▶ _GIVEN REQUEST_
Please state the operation that, according to the dual basis excerpt, gives a vector's coordinates in a Cartesian frame.
— start of SOURCE EXCERPT —
Dual basis = cobasis = reciprocal basis: (based on Wikipedia)

To perform operations with a vector, we must have a straightforward method of calculating its coordinates (by Wikipedia erroneously equated with its components). In a Cartesian frame, the necessary operation is the dot product of the vector and the corresponding basis vector.

$\textbf{x} \equiv x_1 {\textbf{e}}_1 + x_2 {\textbf{e}}_2 + x_3 {\textbf{e}}_3 \equiv (\textbf{x} \cdot \textbf{e}_1) \textbf{e}_1 + (\textbf{x} \cdot \textbf{e}_2) \textbf{e}_2 + (\textbf{x} \cdot \textbf{e}_3) \textbf{e}_3$ ,

where $\textbf{e}_k$ are the basis vectors of the frame. The coordinates of $\textbf{x}$ have been found by:

$x_k = \textbf{x} \cdot \textbf{e}_k$ .
— end of SOURCE EXCERPT —
— start of DATA EXTRACT —
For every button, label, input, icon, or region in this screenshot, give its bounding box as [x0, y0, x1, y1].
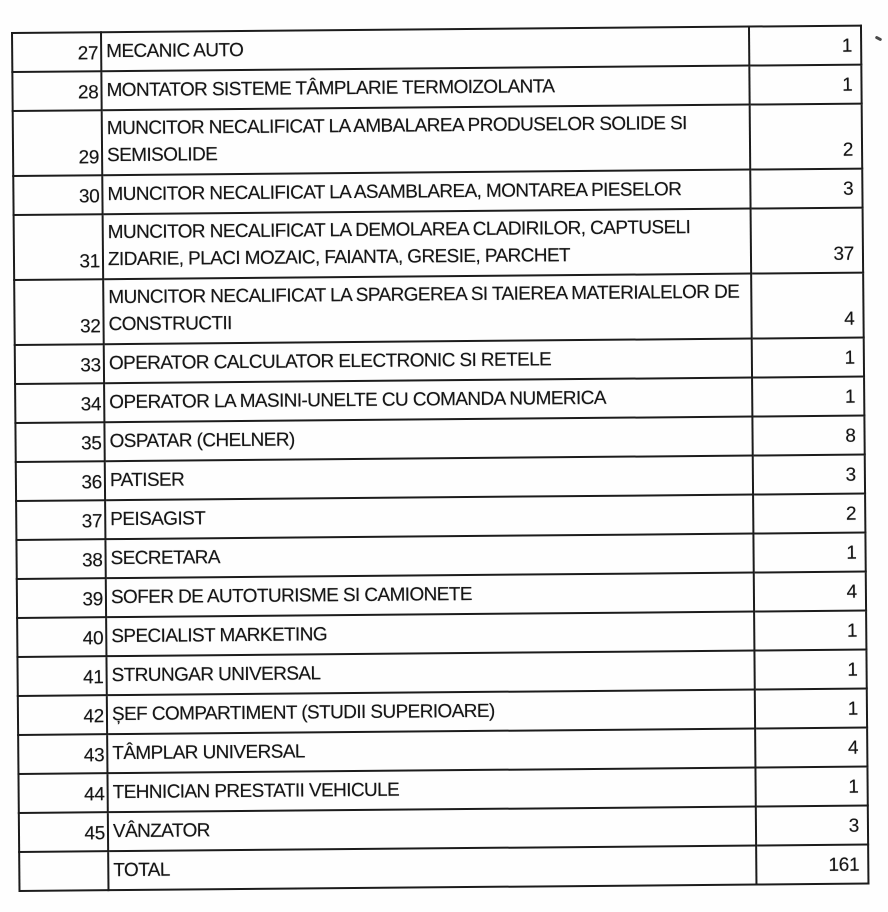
— end of DATA EXTRACT —
▶ _WORKED ANSWER_
The dot product of the vector and the corresponding basis vector.